▸ Description of the task
Pick out every line holding the string "watchtower" and copy it.

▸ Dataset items
— begin —
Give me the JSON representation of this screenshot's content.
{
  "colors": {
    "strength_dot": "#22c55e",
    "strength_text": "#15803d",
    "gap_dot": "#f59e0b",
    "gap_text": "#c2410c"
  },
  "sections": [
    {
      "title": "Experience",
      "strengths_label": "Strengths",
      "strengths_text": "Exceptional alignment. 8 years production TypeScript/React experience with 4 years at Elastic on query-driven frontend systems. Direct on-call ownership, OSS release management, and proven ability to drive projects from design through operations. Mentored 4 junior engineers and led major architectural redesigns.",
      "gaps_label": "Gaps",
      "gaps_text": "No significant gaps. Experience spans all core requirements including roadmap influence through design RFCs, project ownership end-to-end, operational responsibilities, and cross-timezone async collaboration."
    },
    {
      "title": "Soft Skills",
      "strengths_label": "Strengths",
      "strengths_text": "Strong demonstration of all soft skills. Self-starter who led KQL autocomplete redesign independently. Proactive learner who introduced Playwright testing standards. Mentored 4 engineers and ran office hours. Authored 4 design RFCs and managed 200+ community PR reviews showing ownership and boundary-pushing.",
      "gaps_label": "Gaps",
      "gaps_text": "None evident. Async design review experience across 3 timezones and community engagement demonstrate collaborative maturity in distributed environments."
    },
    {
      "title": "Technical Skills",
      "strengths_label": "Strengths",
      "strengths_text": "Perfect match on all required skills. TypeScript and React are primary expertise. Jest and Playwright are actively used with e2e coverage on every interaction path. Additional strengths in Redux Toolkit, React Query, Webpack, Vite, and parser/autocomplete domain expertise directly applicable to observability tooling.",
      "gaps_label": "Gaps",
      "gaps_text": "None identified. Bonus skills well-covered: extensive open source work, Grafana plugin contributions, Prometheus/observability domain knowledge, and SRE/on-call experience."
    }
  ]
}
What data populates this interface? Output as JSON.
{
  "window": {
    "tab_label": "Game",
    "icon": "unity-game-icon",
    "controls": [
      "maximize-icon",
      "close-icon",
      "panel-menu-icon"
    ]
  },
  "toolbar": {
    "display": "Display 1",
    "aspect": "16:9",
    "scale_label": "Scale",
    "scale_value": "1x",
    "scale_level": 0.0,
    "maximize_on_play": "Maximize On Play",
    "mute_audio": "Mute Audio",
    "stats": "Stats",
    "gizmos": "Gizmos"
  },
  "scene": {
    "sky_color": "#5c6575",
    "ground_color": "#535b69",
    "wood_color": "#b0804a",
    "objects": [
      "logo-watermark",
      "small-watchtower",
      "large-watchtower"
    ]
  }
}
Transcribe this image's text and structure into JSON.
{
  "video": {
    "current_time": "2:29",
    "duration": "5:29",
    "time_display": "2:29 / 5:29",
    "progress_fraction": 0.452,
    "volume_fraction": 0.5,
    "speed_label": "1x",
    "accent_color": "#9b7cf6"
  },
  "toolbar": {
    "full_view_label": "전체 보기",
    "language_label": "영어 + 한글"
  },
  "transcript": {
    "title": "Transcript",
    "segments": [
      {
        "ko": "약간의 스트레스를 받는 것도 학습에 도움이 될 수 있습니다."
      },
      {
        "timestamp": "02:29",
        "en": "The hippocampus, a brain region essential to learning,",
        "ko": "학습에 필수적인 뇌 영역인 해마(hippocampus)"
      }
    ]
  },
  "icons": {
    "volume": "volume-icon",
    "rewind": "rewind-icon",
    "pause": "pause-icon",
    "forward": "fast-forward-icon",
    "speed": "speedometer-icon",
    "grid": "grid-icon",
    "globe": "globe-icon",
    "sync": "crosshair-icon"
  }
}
— end —
▸ Finished task
      "small-watchtower",
      "large-watchtower"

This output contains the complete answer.